● Entries shown:

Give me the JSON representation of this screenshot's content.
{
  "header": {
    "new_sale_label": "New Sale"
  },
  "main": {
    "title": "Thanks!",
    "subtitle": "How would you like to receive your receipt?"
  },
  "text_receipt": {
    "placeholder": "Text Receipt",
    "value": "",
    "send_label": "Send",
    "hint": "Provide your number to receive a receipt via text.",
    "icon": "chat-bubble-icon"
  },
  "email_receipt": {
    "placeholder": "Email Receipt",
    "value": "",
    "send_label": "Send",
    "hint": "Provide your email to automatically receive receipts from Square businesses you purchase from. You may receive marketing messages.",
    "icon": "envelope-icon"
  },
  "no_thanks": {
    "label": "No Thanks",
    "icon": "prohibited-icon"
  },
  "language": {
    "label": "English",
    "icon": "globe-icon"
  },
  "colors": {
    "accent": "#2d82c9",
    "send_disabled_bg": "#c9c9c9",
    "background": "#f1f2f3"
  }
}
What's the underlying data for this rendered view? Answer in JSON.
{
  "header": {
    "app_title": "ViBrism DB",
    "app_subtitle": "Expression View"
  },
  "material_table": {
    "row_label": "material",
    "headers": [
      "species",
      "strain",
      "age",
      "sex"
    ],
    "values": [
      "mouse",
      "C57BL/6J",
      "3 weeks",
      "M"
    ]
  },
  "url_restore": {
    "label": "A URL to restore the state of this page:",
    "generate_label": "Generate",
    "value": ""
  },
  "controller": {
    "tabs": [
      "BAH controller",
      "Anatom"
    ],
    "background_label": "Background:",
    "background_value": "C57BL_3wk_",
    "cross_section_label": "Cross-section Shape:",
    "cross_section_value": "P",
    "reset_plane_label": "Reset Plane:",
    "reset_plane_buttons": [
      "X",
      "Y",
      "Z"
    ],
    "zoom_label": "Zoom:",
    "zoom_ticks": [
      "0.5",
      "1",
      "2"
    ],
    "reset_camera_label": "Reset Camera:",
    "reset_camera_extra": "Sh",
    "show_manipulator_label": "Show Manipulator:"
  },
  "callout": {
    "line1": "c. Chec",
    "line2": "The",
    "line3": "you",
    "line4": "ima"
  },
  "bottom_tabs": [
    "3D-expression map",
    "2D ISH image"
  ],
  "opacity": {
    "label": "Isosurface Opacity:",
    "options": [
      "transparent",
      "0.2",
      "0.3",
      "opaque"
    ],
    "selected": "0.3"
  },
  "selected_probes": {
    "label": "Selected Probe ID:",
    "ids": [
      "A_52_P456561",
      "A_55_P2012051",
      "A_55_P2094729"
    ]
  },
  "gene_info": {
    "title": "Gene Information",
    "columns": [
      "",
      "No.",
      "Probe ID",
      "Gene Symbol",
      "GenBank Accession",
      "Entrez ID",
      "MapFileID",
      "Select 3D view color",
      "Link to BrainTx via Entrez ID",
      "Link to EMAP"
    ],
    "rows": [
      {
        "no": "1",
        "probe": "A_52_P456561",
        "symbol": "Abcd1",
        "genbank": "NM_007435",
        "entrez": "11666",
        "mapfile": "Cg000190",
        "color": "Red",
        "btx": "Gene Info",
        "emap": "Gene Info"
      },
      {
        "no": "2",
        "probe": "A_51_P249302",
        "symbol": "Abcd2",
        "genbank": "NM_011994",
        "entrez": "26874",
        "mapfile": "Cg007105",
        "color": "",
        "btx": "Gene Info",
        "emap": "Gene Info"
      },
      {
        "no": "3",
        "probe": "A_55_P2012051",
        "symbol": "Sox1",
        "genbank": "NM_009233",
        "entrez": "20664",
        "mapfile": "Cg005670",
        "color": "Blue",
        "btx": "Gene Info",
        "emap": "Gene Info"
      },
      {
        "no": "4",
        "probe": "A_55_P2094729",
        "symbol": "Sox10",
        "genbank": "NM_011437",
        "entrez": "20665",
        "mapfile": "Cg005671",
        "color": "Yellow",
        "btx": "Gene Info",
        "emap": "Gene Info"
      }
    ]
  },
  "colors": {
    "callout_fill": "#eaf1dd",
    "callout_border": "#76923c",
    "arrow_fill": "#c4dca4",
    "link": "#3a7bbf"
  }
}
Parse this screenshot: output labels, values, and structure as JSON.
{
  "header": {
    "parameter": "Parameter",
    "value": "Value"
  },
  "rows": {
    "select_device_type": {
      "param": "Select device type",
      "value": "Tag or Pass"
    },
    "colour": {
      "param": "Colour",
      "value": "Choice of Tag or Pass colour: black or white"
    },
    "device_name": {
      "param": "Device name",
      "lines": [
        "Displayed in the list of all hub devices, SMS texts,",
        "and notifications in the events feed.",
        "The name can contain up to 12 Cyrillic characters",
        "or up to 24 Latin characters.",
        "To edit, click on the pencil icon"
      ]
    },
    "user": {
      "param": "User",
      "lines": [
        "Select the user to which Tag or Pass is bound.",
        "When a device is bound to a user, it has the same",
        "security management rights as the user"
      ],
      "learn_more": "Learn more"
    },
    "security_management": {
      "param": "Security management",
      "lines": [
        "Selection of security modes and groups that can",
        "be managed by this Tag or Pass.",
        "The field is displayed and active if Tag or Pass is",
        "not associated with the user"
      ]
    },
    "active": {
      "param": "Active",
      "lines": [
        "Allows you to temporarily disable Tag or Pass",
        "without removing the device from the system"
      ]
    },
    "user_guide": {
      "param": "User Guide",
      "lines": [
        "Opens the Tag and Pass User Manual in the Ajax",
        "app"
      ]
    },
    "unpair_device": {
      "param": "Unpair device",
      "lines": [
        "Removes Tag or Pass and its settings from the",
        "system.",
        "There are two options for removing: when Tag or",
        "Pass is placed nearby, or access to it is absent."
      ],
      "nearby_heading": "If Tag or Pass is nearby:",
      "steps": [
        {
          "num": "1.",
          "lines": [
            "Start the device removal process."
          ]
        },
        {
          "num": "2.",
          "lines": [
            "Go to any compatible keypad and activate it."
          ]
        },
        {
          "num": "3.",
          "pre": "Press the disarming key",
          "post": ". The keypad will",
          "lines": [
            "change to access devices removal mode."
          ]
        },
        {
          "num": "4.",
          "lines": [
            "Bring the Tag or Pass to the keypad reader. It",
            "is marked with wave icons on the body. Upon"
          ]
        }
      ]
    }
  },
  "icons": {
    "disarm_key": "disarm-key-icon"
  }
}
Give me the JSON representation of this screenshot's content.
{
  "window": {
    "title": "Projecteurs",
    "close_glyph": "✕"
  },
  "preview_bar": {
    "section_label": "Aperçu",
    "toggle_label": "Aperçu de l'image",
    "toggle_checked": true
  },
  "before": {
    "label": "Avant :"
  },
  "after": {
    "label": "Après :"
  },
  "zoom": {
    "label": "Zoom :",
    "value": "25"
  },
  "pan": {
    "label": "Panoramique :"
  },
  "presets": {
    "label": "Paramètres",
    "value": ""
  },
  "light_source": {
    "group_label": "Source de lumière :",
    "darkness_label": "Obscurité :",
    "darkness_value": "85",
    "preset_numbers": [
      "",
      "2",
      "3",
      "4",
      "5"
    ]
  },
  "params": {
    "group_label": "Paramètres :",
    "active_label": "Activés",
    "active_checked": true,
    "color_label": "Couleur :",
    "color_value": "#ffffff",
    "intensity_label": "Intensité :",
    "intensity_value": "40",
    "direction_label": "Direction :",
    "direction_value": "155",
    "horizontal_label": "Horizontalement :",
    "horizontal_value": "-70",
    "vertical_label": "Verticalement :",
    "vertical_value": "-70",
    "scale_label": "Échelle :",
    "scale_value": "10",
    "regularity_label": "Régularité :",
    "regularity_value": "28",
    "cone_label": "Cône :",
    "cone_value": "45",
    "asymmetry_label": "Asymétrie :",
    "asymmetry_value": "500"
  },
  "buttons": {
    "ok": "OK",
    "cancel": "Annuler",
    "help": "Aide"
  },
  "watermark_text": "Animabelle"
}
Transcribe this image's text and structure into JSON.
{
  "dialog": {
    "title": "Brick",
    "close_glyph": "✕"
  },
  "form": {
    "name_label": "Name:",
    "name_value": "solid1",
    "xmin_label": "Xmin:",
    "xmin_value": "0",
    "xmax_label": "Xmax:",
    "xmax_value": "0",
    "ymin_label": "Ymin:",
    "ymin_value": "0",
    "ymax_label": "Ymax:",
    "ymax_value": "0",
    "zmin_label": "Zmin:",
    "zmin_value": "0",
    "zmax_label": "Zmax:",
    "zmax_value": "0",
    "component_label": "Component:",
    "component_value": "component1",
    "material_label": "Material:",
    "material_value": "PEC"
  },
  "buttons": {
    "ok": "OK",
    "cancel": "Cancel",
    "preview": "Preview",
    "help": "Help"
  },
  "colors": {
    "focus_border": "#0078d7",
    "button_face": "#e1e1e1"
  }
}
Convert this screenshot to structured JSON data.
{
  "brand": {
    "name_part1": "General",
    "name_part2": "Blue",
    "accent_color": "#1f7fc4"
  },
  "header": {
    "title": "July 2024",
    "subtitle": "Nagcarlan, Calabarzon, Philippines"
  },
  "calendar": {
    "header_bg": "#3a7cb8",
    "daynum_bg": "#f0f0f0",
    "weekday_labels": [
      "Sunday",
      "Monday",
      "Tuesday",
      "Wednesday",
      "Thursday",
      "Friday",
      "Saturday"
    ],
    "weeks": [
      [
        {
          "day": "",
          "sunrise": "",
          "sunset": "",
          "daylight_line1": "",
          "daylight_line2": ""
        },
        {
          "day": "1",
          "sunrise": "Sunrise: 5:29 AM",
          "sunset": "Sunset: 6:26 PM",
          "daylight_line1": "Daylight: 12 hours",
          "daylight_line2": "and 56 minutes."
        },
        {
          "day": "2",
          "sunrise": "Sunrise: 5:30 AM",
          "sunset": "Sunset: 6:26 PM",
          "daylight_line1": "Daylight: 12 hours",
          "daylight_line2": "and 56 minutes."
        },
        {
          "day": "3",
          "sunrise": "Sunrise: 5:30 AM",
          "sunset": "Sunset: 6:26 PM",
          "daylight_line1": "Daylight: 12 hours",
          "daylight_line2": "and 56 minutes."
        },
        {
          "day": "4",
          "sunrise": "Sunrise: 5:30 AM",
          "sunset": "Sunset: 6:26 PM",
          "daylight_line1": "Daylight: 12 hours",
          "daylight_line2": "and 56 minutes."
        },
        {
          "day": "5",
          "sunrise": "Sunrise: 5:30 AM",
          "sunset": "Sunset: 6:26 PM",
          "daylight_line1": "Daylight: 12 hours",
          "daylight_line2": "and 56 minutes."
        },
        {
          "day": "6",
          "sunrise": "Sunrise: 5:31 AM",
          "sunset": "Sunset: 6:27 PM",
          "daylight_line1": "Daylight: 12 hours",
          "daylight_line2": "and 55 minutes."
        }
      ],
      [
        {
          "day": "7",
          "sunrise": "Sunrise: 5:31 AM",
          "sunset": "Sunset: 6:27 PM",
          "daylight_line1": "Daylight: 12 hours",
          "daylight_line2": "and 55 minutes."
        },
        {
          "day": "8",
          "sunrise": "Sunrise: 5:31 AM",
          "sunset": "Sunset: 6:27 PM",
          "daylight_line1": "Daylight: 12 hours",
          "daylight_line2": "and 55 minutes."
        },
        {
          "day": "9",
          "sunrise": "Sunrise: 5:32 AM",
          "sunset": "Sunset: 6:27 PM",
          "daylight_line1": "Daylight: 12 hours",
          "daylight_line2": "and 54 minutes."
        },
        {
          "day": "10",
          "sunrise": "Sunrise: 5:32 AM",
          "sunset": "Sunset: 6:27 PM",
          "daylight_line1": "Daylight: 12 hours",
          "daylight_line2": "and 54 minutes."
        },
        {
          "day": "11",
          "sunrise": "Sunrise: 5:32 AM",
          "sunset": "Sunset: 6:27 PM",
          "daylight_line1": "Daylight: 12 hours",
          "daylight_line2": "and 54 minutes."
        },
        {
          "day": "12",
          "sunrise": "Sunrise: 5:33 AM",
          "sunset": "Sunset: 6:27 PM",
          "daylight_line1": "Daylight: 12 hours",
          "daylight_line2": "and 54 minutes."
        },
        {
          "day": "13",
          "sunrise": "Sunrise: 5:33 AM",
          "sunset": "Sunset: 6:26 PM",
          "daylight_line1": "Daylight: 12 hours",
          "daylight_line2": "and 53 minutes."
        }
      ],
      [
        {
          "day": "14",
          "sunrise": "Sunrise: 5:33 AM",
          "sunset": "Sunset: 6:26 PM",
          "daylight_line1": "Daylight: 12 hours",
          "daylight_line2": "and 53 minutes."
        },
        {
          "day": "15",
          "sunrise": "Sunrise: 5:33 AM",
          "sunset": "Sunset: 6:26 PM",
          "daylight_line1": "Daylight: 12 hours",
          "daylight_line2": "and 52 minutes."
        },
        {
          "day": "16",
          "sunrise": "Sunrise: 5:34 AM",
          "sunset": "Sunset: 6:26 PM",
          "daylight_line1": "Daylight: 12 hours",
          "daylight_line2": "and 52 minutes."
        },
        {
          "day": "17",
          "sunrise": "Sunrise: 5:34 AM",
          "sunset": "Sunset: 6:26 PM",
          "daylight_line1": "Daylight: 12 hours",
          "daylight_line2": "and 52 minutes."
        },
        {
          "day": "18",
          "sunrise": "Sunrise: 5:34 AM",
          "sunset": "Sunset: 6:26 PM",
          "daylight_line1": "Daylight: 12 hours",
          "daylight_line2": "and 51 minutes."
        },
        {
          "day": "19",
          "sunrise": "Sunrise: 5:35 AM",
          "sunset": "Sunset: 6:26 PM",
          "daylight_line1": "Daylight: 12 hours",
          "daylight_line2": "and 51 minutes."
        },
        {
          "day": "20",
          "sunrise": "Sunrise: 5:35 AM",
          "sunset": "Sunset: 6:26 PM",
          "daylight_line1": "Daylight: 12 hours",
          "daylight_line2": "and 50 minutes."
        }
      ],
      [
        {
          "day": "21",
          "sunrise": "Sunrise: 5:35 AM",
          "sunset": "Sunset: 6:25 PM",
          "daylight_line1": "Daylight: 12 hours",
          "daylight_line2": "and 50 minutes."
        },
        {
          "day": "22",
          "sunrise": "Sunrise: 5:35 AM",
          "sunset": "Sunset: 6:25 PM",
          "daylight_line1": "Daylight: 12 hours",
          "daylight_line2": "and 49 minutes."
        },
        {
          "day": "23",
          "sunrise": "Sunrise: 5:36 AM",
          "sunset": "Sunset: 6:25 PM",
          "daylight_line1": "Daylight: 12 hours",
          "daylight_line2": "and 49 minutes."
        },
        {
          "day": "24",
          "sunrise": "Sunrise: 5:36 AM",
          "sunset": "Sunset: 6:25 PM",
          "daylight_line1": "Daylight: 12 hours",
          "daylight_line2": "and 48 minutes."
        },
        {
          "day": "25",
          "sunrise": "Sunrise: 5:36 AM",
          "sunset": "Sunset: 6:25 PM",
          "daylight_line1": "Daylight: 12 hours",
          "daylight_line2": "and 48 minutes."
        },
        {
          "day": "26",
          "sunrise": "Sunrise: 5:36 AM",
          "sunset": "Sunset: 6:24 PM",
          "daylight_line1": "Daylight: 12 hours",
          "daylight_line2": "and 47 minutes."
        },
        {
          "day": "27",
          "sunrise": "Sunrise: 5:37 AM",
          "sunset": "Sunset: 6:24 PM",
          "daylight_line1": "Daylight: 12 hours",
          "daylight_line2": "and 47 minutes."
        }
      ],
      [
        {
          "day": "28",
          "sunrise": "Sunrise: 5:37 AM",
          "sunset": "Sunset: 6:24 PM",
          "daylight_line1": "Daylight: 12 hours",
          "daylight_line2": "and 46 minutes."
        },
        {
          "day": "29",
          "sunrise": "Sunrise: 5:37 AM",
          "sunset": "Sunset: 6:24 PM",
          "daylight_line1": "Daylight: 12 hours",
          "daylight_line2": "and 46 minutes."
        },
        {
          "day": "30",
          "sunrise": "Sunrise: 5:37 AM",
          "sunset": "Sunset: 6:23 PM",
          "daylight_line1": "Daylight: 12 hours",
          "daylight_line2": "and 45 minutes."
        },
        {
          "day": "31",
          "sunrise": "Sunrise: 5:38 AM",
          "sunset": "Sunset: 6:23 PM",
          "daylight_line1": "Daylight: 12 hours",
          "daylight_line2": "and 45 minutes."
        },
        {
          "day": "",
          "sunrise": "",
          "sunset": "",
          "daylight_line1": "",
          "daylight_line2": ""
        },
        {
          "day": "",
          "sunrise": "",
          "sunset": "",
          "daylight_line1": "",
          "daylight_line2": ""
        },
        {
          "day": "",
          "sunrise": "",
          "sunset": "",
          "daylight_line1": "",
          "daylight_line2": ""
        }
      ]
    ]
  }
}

● The exercise: Search the data above for the string "true" and return every line that has it.

● Expected answer:
    "toggle_checked": true
    "active_checked": true,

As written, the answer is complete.